======== Records provided
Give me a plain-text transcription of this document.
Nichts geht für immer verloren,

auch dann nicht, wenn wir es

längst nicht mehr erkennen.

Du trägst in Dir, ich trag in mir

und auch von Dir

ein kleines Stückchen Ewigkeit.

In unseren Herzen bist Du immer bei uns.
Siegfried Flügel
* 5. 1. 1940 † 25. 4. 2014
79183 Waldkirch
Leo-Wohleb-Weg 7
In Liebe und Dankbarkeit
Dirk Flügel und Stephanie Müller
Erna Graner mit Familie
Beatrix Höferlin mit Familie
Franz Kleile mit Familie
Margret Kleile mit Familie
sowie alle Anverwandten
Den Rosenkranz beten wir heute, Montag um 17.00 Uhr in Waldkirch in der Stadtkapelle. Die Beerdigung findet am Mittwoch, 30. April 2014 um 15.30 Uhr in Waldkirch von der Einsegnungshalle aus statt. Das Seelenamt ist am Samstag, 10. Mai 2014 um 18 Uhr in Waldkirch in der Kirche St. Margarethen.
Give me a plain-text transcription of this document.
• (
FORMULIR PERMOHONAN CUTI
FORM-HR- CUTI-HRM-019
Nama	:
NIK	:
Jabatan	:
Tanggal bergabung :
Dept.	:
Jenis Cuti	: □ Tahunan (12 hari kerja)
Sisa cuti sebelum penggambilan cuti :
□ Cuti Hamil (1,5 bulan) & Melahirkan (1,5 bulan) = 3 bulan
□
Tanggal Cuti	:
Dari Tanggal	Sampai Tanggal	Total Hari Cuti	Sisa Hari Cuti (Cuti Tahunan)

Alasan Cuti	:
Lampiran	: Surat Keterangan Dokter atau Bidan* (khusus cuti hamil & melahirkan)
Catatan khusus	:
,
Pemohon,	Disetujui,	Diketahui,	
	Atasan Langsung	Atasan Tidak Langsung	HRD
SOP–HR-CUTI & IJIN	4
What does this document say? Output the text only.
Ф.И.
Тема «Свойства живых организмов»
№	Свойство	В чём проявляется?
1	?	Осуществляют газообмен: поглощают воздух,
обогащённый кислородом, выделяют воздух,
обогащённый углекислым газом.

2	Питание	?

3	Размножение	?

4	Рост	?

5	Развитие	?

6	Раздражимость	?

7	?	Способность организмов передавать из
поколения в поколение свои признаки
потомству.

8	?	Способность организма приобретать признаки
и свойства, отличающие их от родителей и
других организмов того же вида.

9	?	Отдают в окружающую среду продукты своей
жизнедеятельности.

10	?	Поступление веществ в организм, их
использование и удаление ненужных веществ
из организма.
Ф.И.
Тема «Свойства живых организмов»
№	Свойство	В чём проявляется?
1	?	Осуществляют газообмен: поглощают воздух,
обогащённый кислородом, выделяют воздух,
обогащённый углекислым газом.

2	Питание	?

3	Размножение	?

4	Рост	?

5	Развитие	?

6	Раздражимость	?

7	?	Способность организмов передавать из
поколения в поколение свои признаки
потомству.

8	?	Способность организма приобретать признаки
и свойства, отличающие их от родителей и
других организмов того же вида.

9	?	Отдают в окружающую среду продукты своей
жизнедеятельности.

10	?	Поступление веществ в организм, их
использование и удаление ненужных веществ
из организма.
================
* [What to work on] Using the records above, please retype only the run of lines from the line holding "What does this" through the last line, both ends included.

* [Task response]
What does this document say? Output the text only.
Ф.И.
Тема «Свойства живых организмов»
№	Свойство	В чём проявляется?
1	?	Осуществляют газообмен: поглощают воздух,
обогащённый кислородом, выделяют воздух,
обогащённый углекислым газом.

2	Питание	?

3	Размножение	?

4	Рост	?

5	Развитие	?

6	Раздражимость	?

7	?	Способность организмов передавать из
поколения в поколение свои признаки
потомству.

8	?	Способность организма приобретать признаки
и свойства, отличающие их от родителей и
других организмов того же вида.

9	?	Отдают в окружающую среду продукты своей
жизнедеятельности.

10	?	Поступление веществ в организм, их
использование и удаление ненужных веществ
из организма.
Ф.И.
Тема «Свойства живых организмов»
№	Свойство	В чём проявляется?
1	?	Осуществляют газообмен: поглощают воздух,
обогащённый кислородом, выделяют воздух,
обогащённый углекислым газом.

2	Питание	?

3	Размножение	?

4	Рост	?

5	Развитие	?

6	Раздражимость	?

7	?	Способность организмов передавать из
поколения в поколение свои признаки
потомству.

8	?	Способность организма приобретать признаки
и свойства, отличающие их от родителей и
других организмов того же вида.

9	?	Отдают в окружающую среду продукты своей
жизнедеятельности.

10	?	Поступление веществ в организм, их
использование и удаление ненужных веществ
из организма.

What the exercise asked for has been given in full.